* [THE PROBLEM]
Answer these questions from the chopsticks extract:
1. How long ago were chopsticks invented?
2. According to the extract, why was silver used for chopsticks in the Chinese Imperial Palace?
3. What are the chopsticks at the Coit Road outpost in Plano made of?

* [SELECTED EXTRACT]

This name should not be taken lightly. Royal Chopstix actually has historical relevance rippling through it. Invented some 3,000 years ago in China, chopsticks are mostly deployed in the four "chopstick countries": China, Japan, Vietnam and Korea, though you can throw Thailand in there too as a fifth. And though chopsticks were traditionally made of wood (the Chinese government recently imposed a 5 percent tax on disposable wooden chopsticks to protect the country's vanishing forests) with variations in bamboo, bone, ivory and, nowadays, plastic, there was a time when silver was used in the Chinese Imperial Palace. The preciousness of the metal wasn't the reason. Poison was. Silver could ferret out assassination attempts, or so the thinking went, because the metal would blacken if poison were present in the emperor's meals.

At the Royal Chopstix Coit Road strip-mall outpost in Plano, the chopsticks are composed of disposable wood, and Plano has yet to tax wooden chopsticks to protect its vanishing forests, so you can use them fearlessly. Forks are available too if you have yet to acquire the dexterity to tie spicy beef tripe into a festive bow with disposable chopsticks.

* [RECORD SET]
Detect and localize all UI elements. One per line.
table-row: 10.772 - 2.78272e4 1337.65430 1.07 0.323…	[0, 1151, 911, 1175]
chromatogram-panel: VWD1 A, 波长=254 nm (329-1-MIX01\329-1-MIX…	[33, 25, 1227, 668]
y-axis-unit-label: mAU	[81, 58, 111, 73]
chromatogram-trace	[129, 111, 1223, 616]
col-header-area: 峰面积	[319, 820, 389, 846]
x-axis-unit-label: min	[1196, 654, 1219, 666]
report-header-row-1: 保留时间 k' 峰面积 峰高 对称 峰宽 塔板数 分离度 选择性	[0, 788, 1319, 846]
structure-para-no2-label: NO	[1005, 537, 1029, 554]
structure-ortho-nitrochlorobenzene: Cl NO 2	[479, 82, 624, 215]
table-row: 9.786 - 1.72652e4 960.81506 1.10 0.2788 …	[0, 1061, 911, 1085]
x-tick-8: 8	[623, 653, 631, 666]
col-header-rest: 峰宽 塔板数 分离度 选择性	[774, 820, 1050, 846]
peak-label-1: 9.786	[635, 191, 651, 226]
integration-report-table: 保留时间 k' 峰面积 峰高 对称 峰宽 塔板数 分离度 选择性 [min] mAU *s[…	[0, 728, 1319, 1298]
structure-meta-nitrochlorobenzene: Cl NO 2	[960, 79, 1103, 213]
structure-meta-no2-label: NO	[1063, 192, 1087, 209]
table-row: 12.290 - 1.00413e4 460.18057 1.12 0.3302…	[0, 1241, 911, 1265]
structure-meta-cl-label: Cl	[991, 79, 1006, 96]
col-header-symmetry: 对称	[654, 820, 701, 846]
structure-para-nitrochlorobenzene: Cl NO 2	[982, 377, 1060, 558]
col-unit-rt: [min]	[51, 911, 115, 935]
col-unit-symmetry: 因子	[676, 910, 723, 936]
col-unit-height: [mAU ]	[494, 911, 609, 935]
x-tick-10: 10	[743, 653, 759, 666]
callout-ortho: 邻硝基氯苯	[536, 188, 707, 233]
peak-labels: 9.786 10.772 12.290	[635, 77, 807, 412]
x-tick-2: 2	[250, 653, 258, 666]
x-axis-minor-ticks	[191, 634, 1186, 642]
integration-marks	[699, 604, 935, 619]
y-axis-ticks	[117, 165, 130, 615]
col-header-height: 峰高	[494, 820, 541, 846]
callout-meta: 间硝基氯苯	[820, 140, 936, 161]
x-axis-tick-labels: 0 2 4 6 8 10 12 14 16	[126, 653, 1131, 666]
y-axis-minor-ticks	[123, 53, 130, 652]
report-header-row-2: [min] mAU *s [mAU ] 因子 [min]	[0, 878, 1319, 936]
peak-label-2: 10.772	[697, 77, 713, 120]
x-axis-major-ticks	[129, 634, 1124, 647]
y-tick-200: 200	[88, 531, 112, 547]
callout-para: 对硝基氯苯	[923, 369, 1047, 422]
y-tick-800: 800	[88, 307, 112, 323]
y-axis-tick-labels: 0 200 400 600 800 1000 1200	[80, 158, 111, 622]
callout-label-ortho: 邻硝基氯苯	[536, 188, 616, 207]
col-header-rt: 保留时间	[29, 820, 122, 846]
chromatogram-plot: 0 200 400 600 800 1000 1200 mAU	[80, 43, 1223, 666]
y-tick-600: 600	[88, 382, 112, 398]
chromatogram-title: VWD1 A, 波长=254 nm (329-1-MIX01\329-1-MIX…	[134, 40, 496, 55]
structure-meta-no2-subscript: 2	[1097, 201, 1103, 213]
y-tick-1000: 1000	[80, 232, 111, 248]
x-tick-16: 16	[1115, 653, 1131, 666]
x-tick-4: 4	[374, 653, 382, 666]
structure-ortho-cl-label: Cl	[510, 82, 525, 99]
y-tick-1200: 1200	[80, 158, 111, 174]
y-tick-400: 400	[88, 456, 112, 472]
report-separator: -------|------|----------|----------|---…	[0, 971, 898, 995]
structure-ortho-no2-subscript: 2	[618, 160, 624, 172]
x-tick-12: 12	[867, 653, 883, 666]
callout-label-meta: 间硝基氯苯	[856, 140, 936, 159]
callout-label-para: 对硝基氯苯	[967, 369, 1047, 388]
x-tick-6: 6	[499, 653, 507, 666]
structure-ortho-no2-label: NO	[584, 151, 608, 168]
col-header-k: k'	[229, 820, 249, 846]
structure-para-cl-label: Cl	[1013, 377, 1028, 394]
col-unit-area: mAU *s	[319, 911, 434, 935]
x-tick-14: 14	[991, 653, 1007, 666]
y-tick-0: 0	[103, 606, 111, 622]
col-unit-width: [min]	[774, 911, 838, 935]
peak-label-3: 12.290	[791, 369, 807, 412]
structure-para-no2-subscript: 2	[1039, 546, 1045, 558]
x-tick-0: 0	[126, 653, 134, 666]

* [OUTPUT]
1. Some 3,000 years ago, in China.
2. The metal was thought to blacken if poison were present in the emperor's meals, exposing assassination attempts.
3. Disposable wood.